| GIVEN INSTRUCTION |
Express the listing from its start up to and including the line with "The pump 66 is at (351, 246)." as a two-column CSV with the headers description and locations. Give one row for each description with the location lines that follow it, put each value in a single quoted field with line breaks converted to spaces, and omit the pictures.

| DATA PROVIDED |
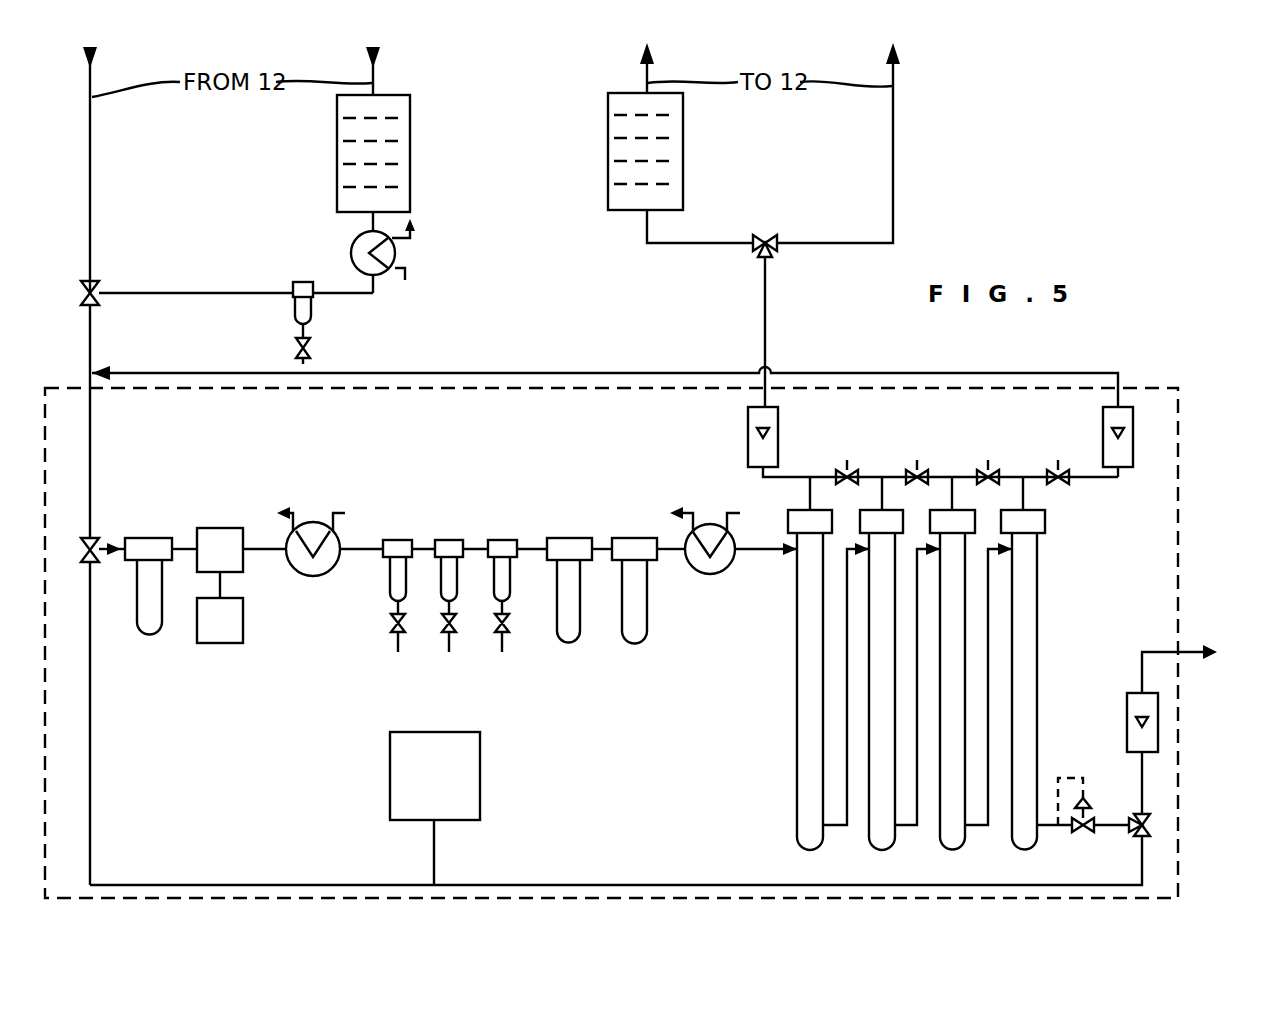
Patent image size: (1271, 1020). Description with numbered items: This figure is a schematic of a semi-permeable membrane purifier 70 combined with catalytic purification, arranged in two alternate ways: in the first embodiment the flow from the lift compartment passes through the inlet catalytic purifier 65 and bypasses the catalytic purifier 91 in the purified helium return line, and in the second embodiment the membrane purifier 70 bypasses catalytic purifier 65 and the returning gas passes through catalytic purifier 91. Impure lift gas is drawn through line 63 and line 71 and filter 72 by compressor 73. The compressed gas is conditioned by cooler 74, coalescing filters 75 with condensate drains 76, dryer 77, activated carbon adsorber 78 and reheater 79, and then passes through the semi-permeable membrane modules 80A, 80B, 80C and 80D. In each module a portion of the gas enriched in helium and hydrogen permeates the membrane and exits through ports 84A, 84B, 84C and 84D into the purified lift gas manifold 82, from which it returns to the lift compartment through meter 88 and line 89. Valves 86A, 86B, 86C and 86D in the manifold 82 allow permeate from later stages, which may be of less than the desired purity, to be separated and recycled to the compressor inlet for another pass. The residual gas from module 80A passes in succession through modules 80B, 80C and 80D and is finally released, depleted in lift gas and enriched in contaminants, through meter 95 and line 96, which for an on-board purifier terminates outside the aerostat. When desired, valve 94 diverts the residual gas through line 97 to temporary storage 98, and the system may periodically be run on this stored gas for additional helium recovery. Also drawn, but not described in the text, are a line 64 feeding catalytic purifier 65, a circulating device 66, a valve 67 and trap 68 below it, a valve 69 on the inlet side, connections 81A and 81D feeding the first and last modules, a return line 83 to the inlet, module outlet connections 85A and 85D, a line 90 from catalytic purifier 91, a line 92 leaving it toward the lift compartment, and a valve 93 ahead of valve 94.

The line 63 is at (92, 156).
The line to storage vessel 64 is at (376, 74).
The catalytic purifier 65 is at (336, 158).
The pump 66 is at (351, 246).
The drain valve 67 is at (295, 348).
The filter 68 is at (293, 286).
The valve 69 is at (96, 290).
The semi-permeable membrane purifier 70 is at (238, 741).
The line 71 is at (92, 470).
The filter 72 is at (149, 538).
The compressor 73 is at (220, 528).
The cooler 74 is at (312, 521).
The coalescing filters 75 is at (500, 540).
The condensate drains 76 is at (496, 637).
The dryer 77 is at (570, 538).
The activated carbon adsorber 78 is at (634, 538).
The reheater 79 is at (711, 524).
The semi-permeable membrane module 80A is at (803, 852).
The semi-permeable membrane module 80B is at (876, 852).
The semi-permeable membrane module 80C is at (949, 852).
The semi-permeable membrane module 80D is at (1021, 852).
The inlet line to column 81A is at (793, 553).
The inlet line to column 81D is at (1014, 548).
The purified lift gas manifold 82 is at (955, 433).
The return line 83 is at (900, 374).
The port 84A is at (808, 509).
The port 84B is at (881, 509).
The port 84C is at (952, 509).
The port 84D is at (1025, 509).
The column outlet line 85A is at (823, 830).
The column outlet line 85D is at (1040, 828).
The valve 86A is at (852, 460).
The valve 86B is at (922, 460).
The valve 86C is at (993, 460).
The valve 86D is at (1064, 460).
The meter 88 is at (778, 420).
The line 89 is at (820, 246).
The line from vessel 91 90 is at (716, 246).
The catalytic purifier 91 is at (684, 152).
The line to 12 92 is at (645, 78).
The control valve 93 is at (1090, 796).
The valve 94 is at (1150, 816).
The meter 95 is at (1126, 706).
The line 96 is at (1196, 667).
The line 97 is at (613, 885).
The temporary storage 98 is at (481, 778).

| EXERCISE ANSWER |
description,locations
"Patent image size: (1271, 1020). Description with numbered items: This figure is a schematic of a semi-permeable membrane purifier 70 combined with catalytic purification, arranged in two alternate ways: in the first embodiment the flow from the lift compartment passes through the inlet catalytic purifier 65 and bypasses the catalytic purifier 91 in the purified helium return line, and in the second embodiment the membrane purifier 70 bypasses catalytic purifier 65 and the returning gas passes through catalytic purifier 91. Impure lift gas is drawn through line 63 and line 71 and filter 72 by compressor 73. The compressed gas is conditioned by cooler 74, coalescing filters 75 with condensate drains 76, dryer 77, activated carbon adsorber 78 and reheater 79, and then passes through the semi-permeable membrane modules 80A, 80B, 80C and 80D. In each module a portion of the gas enriched in helium and hydrogen permeates the membrane and exits through ports 84A, 84B, 84C and 84D into the purified lift gas manifold 82, from which it returns to the lift compartment through meter 88 and line 89. Valves 86A, 86B, 86C and 86D in the manifold 82 allow permeate from later stages, which may be of less than the desired purity, to be separated and recycled to the compressor inlet for another pass. The residual gas from module 80A passes in succession through modules 80B, 80C and 80D and is finally released, depleted in lift gas and enriched in contaminants, through meter 95 and line 96, which for an on-board purifier terminates outside the aerostat. When desired, valve 94 diverts the residual gas through line 97 to temporary storage 98, and the system may periodically be run on this stored gas for additional helium recovery. Also drawn, but not described in the text, are a line 64 feeding catalytic purifier 65, a circulating device 66, a valve 67 and trap 68 below it, a valve 69 on the inlet side, connections 81A and 81D feeding the first and last modules, a return line 83 to the inlet, module outlet connections 85A and 85D, a line 90 from catalytic purifier 91, a line 92 leaving it toward the lift compartment, and a valve 93 ahead of valve 94.","The line 63 is at (92, 156). The line to storage vessel 64 is at (376, 74). The catalytic purifier 65 is at (336, 158). The pump 66 is at (351, 246)."